◆ Requirement
Everything in the listing should be restated word for word.

--- start Record excerpts ---

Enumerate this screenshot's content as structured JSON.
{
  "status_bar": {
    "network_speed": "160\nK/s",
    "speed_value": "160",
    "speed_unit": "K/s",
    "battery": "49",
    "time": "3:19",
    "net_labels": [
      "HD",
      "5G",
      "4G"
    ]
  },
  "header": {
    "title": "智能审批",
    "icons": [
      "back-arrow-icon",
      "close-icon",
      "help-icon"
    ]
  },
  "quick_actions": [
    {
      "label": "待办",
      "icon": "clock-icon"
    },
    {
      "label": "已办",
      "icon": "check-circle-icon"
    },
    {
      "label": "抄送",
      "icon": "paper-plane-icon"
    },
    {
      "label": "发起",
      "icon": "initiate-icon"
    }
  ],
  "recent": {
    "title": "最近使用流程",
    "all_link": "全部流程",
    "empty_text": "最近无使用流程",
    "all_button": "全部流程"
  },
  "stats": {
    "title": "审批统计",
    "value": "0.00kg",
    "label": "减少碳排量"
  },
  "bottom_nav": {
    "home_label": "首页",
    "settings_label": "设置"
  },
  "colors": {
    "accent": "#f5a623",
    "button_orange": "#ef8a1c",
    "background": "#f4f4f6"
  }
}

--- end Record excerpts ---

◆ Result for this exercise
Enumerate this screenshot's content as structured JSON.
{
  "status_bar": {
    "network_speed": "160\nK/s",
    "speed_value": "160",
    "speed_unit": "K/s",
    "battery": "49",
    "time": "3:19",
    "net_labels": [
      "HD",
      "5G",
      "4G"
    ]
  },
  "header": {
    "title": "智能审批",
    "icons": [
      "back-arrow-icon",
      "close-icon",
      "help-icon"
    ]
  },
  "quick_actions": [
    {
      "label": "待办",
      "icon": "clock-icon"
    },
    {
      "label": "已办",
      "icon": "check-circle-icon"
    },
    {
      "label": "抄送",
      "icon": "paper-plane-icon"
    },
    {
      "label": "发起",
      "icon": "initiate-icon"
    }
  ],
  "recent": {
    "title": "最近使用流程",
    "all_link": "全部流程",
    "empty_text": "最近无使用流程",
    "all_button": "全部流程"
  },
  "stats": {
    "title": "审批统计",
    "value": "0.00kg",
    "label": "减少碳排量"
  },
  "bottom_nav": {
    "home_label": "首页",
    "settings_label": "设置"
  },
  "colors": {
    "accent": "#f5a623",
    "button_orange": "#ef8a1c",
    "background": "#f4f4f6"
  }
}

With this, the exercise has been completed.